Goal
Single out the lines that include the word "GVHD". Copy them.

Extracted data entries

··········

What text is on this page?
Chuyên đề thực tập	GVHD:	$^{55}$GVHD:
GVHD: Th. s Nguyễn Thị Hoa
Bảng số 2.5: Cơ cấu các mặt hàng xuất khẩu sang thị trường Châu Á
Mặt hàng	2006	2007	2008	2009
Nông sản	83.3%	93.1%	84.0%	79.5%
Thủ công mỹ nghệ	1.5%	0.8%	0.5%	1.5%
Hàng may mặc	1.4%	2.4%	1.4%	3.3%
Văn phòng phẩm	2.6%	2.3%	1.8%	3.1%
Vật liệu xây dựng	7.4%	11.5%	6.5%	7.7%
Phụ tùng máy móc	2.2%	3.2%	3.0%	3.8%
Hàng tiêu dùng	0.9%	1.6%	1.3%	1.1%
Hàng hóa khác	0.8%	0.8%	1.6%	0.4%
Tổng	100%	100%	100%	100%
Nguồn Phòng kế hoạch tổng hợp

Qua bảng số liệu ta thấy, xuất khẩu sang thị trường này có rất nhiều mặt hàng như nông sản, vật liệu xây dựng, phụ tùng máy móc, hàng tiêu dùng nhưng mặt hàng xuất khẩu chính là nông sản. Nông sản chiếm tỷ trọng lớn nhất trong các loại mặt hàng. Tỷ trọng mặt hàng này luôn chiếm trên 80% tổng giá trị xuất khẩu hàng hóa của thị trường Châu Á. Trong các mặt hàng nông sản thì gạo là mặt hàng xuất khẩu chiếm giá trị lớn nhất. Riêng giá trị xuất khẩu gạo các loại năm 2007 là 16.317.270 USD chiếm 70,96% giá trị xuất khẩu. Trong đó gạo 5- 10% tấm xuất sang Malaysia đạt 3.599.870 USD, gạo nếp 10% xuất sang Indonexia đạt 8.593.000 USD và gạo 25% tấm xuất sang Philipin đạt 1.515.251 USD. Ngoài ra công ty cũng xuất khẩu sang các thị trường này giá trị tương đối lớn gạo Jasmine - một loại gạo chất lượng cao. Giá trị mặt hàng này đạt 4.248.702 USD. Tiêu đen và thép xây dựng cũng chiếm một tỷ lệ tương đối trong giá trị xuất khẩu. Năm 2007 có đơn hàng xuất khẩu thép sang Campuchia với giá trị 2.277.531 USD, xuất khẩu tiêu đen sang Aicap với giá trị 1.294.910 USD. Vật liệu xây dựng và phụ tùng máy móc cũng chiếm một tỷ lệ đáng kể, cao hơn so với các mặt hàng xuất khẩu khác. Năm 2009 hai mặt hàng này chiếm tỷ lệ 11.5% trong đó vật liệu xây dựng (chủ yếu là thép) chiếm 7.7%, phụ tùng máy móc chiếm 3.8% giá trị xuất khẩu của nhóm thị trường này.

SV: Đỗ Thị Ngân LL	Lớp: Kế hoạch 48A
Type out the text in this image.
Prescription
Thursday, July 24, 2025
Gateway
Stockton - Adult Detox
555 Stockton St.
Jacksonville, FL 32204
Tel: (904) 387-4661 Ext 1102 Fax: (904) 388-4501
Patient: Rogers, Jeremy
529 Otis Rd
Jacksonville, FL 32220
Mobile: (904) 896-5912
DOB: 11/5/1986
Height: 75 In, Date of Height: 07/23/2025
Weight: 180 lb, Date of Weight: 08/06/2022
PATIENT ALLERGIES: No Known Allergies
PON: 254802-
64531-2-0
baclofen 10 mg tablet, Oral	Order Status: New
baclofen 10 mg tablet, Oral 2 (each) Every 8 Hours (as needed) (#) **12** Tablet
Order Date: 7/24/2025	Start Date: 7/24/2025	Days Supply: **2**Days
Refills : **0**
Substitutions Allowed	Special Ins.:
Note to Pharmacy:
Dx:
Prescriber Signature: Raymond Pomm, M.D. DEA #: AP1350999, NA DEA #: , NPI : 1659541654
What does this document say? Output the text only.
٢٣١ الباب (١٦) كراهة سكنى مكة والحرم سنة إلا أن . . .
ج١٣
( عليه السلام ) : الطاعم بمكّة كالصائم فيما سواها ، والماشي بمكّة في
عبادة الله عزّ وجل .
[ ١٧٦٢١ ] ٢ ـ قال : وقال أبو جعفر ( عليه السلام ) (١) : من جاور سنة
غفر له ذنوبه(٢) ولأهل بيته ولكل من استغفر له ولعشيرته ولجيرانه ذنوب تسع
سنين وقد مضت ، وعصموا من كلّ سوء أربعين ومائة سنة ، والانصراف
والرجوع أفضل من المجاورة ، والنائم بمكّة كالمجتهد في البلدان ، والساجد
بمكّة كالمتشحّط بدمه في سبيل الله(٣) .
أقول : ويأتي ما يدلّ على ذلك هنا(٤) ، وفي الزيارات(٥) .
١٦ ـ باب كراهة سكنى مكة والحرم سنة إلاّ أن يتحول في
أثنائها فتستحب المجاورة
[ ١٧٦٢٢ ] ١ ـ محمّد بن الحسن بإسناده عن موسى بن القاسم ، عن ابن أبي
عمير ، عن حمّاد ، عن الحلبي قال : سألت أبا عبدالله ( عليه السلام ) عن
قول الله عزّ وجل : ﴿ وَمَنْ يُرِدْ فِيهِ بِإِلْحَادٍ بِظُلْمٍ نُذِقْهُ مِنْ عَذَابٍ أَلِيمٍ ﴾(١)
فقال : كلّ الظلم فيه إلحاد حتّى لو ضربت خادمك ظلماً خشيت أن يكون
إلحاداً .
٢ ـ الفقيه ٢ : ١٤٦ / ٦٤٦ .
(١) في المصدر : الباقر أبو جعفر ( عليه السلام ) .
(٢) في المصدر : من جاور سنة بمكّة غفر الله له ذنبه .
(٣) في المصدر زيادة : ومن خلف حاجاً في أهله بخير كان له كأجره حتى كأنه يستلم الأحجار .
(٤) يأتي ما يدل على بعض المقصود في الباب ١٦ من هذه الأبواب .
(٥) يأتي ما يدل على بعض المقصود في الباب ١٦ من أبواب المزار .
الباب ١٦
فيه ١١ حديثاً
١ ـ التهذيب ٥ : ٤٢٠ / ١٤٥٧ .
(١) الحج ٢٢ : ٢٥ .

··········

Exercise solution
Chuyên đề thực tập	GVHD:	$^{55}$GVHD:
GVHD: Th. s Nguyễn Thị Hoa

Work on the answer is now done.